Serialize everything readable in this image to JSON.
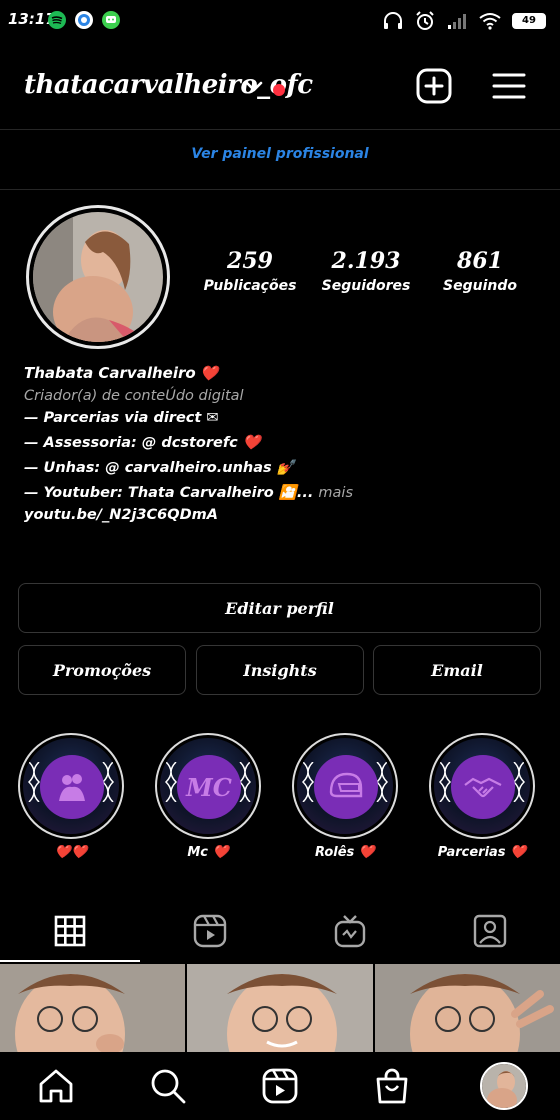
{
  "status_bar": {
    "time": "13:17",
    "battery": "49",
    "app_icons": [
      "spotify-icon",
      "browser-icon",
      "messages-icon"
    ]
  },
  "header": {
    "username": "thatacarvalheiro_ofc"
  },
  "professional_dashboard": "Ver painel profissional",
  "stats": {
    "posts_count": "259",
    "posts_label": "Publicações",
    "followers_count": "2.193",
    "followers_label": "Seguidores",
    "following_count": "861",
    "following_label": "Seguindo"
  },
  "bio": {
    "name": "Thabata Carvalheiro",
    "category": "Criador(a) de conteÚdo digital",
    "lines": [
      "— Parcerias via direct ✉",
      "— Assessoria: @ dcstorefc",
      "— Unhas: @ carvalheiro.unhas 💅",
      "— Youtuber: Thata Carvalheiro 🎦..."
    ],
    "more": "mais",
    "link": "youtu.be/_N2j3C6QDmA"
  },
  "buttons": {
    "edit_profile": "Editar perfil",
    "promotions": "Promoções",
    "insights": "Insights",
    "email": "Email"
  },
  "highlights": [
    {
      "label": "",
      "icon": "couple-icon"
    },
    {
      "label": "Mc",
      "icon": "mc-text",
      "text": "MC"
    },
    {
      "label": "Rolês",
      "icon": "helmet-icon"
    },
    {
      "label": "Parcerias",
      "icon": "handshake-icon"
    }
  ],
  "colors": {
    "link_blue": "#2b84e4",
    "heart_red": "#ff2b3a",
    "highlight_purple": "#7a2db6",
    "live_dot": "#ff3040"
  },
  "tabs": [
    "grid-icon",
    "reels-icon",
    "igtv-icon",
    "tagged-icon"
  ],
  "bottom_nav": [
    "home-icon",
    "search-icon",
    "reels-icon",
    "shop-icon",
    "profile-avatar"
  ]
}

### WHAT IS REQUIRED
Exclude the pictures, and transcribe all of the material exactly.

### TASK OUTPUT
Serialize everything readable in this image to JSON.
{
  "status_bar": {
    "time": "13:17",
    "battery": "49",
    "app_icons": [
      "spotify-icon",
      "browser-icon",
      "messages-icon"
    ]
  },
  "header": {
    "username": "thatacarvalheiro_ofc"
  },
  "professional_dashboard": "Ver painel profissional",
  "stats": {
    "posts_count": "259",
    "posts_label": "Publicações",
    "followers_count": "2.193",
    "followers_label": "Seguidores",
    "following_count": "861",
    "following_label": "Seguindo"
  },
  "bio": {
    "name": "Thabata Carvalheiro",
    "category": "Criador(a) de conteÚdo digital",
    "lines": [
      "— Parcerias via direct ✉",
      "— Assessoria: @ dcstorefc",
      "— Unhas: @ carvalheiro.unhas 💅",
      "— Youtuber: Thata Carvalheiro 🎦..."
    ],
    "more": "mais",
    "link": "youtu.be/_N2j3C6QDmA"
  },
  "buttons": {
    "edit_profile": "Editar perfil",
    "promotions": "Promoções",
    "insights": "Insights",
    "email": "Email"
  },
  "highlights": [
    {
      "label": "",
      "icon": "couple-icon"
    },
    {
      "label": "Mc",
      "icon": "mc-text",
      "text": "MC"
    },
    {
      "label": "Rolês",
      "icon": "helmet-icon"
    },
    {
      "label": "Parcerias",
      "icon": "handshake-icon"
    }
  ],
  "colors": {
    "link_blue": "#2b84e4",
    "heart_red": "#ff2b3a",
    "highlight_purple": "#7a2db6",
    "live_dot": "#ff3040"
  },
  "tabs": [
    "grid-icon",
    "reels-icon",
    "igtv-icon",
    "tagged-icon"
  ],
  "bottom_nav": [
    "home-icon",
    "search-icon",
    "reels-icon",
    "shop-icon",
    "profile-avatar"
  ]
}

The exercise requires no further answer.